JOB:
Please identify each line in the records below that contains the string "toggle" and copy those lines in full.

(Region boundary data)
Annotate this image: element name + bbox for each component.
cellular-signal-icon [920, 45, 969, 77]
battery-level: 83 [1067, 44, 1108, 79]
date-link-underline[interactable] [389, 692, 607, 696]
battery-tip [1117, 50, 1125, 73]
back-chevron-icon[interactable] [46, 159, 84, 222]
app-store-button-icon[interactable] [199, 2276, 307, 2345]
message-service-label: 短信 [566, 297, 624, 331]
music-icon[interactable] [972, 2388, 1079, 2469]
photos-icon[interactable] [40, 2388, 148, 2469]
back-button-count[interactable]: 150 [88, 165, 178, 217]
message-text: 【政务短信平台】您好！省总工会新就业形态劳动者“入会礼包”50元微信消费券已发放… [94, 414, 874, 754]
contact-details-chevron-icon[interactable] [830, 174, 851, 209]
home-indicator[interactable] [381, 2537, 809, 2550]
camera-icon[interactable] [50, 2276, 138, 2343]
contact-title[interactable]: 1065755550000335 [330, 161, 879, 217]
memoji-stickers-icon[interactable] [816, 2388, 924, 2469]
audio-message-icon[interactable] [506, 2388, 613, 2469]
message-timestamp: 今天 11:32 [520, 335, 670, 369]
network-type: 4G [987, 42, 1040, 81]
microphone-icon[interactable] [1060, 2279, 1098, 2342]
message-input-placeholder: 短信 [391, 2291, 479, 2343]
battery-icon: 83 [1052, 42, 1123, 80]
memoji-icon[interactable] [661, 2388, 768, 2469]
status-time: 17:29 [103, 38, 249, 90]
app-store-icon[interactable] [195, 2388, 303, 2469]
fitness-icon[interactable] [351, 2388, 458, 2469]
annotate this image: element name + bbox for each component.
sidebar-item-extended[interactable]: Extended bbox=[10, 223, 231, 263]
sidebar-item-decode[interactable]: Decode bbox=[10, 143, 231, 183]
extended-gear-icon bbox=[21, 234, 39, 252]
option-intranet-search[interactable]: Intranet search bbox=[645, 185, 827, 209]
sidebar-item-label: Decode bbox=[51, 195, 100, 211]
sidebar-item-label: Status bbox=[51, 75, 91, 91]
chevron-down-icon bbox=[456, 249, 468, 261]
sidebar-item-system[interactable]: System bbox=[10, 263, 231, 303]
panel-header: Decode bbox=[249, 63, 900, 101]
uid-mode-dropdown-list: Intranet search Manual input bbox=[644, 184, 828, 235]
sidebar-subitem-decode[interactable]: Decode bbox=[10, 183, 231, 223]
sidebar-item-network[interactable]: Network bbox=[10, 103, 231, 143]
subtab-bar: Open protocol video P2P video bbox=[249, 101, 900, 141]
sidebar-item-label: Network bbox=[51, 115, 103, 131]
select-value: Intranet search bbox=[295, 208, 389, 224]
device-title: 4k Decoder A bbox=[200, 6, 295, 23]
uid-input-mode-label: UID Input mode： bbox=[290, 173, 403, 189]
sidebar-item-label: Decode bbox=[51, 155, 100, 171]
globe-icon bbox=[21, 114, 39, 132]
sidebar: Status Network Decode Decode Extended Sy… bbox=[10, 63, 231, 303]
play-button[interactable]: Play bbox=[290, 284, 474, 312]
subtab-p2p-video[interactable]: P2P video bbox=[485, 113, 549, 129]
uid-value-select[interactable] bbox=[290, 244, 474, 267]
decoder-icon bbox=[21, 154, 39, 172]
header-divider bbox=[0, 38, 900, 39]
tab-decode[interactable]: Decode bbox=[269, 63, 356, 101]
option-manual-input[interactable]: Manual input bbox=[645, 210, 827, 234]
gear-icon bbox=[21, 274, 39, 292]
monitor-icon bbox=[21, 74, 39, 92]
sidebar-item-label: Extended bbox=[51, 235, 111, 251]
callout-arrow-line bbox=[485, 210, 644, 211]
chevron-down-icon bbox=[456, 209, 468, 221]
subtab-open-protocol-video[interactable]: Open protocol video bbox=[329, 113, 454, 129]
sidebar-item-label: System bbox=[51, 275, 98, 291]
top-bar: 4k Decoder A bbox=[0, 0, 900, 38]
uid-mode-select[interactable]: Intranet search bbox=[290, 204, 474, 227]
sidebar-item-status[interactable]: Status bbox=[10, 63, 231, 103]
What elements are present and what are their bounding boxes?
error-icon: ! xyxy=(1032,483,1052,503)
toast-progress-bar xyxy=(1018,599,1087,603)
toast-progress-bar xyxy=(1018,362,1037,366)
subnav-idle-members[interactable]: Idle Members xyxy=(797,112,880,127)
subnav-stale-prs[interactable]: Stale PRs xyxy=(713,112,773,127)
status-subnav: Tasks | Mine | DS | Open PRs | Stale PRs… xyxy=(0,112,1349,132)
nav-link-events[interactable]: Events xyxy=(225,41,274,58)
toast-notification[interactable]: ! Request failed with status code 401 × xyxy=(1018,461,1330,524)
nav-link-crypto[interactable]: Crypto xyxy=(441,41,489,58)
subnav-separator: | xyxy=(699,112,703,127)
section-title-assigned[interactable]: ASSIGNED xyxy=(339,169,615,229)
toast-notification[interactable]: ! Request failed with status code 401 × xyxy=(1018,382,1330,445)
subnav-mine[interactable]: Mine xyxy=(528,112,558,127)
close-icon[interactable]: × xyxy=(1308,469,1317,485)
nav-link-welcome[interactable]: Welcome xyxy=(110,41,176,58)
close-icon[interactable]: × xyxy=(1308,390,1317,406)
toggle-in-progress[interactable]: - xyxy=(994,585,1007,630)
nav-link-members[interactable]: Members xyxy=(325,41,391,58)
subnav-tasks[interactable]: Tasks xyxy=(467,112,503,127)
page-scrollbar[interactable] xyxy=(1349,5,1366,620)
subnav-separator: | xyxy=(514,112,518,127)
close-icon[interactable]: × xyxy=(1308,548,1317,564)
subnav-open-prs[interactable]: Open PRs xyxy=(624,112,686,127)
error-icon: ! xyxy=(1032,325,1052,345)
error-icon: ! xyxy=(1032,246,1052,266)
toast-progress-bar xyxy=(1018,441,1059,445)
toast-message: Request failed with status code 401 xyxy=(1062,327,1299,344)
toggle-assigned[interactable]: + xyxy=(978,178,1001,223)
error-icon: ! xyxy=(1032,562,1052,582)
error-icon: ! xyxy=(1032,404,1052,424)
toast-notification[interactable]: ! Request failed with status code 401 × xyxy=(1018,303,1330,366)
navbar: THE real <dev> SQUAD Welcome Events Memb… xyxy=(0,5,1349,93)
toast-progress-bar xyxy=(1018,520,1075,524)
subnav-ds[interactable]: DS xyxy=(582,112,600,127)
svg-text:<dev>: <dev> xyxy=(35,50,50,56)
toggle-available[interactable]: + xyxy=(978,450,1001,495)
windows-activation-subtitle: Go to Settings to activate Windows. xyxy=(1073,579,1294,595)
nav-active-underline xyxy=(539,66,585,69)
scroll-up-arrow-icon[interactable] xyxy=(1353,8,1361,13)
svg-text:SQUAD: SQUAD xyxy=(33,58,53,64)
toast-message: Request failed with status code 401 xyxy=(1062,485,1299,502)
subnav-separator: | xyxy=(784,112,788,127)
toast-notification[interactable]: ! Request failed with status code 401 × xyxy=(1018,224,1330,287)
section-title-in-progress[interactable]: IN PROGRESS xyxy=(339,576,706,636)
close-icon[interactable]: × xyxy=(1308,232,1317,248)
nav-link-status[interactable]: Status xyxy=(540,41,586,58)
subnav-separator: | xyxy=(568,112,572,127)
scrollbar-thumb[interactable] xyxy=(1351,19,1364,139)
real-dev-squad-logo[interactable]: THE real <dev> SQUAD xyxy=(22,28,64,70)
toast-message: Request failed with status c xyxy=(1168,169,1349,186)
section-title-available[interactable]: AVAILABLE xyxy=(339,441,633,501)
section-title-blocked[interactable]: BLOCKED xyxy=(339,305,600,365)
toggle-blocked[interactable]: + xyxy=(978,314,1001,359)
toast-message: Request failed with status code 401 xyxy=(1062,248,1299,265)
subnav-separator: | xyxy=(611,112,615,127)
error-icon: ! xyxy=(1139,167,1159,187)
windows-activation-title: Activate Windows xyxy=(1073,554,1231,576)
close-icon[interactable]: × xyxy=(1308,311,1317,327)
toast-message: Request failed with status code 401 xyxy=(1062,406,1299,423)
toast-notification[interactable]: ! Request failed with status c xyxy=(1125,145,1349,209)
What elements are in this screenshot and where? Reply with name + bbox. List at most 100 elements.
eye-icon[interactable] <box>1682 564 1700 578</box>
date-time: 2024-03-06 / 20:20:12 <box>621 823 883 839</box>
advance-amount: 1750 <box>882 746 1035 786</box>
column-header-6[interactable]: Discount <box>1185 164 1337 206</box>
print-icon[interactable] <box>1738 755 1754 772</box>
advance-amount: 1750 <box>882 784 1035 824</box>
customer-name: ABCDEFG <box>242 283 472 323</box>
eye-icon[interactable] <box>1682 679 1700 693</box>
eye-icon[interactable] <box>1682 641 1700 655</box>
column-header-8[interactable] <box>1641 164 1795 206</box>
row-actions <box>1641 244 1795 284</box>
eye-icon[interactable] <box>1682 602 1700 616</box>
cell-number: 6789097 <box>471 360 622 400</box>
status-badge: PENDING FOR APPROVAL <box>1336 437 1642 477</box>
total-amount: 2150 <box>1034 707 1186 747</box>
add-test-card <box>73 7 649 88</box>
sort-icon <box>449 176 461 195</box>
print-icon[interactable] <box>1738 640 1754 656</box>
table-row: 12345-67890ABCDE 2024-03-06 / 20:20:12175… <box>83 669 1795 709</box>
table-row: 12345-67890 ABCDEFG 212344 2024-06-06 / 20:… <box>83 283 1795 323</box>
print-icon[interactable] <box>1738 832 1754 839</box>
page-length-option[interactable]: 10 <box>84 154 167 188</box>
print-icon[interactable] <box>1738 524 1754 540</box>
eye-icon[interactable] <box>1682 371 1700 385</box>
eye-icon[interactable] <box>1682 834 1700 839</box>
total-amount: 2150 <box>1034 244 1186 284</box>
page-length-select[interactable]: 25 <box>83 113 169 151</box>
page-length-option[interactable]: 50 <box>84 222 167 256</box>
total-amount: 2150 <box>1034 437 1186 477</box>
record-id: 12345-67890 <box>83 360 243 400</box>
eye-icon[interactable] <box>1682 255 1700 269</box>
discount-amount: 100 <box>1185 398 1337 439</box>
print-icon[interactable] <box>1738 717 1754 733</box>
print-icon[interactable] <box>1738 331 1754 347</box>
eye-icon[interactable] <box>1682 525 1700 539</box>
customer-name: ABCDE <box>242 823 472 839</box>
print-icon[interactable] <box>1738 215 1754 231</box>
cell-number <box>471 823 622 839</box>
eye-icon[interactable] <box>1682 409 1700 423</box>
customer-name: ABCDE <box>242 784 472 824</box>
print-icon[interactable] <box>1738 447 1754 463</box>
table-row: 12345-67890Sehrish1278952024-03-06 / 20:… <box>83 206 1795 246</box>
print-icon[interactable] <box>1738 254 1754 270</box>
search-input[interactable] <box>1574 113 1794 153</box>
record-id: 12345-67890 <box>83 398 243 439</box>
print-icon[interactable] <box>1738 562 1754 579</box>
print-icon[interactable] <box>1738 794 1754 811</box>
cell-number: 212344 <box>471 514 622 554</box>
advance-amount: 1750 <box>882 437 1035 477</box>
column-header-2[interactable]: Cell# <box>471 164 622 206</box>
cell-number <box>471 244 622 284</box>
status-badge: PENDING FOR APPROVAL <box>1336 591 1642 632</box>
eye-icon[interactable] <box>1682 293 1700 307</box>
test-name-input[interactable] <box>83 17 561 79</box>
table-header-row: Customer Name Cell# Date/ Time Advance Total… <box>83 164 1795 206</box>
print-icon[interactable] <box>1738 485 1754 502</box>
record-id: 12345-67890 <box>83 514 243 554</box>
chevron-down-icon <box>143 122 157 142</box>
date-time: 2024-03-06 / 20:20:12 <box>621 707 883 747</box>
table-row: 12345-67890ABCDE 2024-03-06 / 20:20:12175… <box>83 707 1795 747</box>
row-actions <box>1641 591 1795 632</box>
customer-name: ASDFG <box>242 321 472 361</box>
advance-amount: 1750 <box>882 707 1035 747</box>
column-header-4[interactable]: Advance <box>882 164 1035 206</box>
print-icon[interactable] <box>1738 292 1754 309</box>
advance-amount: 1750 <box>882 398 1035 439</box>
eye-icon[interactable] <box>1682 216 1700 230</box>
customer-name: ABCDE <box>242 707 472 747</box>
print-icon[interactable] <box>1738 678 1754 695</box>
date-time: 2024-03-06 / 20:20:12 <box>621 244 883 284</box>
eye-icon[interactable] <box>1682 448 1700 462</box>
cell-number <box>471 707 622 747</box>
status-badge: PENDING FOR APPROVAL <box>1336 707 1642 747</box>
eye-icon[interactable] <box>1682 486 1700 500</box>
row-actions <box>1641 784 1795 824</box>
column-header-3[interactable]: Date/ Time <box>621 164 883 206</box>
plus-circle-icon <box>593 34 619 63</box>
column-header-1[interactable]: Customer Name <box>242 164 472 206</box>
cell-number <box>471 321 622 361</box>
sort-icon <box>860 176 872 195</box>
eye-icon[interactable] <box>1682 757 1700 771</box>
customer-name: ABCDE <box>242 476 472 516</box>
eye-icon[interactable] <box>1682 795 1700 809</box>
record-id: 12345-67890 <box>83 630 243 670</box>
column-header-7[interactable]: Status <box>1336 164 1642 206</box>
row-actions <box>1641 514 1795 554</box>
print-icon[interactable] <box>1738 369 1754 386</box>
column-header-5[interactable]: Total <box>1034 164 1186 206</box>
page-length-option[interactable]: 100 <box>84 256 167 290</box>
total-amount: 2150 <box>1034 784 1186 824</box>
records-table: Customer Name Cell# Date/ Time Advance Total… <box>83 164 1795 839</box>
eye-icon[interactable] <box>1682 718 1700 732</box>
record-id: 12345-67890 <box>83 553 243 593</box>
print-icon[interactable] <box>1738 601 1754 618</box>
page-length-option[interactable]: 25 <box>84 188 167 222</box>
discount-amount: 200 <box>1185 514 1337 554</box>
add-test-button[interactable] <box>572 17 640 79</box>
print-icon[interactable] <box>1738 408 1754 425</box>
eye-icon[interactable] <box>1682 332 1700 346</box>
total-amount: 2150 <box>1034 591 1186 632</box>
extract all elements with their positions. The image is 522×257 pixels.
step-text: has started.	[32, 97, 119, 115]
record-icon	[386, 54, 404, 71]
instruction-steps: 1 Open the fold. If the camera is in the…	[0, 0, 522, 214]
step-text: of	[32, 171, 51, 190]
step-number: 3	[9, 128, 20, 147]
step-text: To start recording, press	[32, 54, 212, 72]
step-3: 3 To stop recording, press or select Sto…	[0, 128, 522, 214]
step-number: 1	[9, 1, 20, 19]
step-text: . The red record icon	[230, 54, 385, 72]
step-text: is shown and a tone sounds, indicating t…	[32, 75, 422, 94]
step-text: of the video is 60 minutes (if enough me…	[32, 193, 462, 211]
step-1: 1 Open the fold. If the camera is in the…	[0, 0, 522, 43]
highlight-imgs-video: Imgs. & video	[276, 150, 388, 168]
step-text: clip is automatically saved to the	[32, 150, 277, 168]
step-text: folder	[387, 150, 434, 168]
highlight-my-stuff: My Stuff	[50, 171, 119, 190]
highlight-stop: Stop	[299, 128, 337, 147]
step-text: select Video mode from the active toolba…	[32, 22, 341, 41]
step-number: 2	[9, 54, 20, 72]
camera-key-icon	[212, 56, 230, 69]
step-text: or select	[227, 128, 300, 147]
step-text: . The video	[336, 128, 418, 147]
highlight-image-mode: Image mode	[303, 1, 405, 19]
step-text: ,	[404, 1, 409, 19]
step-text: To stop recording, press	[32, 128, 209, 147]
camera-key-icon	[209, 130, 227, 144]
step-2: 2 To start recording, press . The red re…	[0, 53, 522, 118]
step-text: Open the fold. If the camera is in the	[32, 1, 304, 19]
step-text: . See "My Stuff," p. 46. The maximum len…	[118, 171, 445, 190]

WRITTEN RESPONSE:
toggle-in-progress[interactable]: - xyxy=(994,585,1007,630)
toggle-assigned[interactable]: + xyxy=(978,178,1001,223)
toggle-available[interactable]: + xyxy=(978,450,1001,495)
toggle-blocked[interactable]: + xyxy=(978,314,1001,359)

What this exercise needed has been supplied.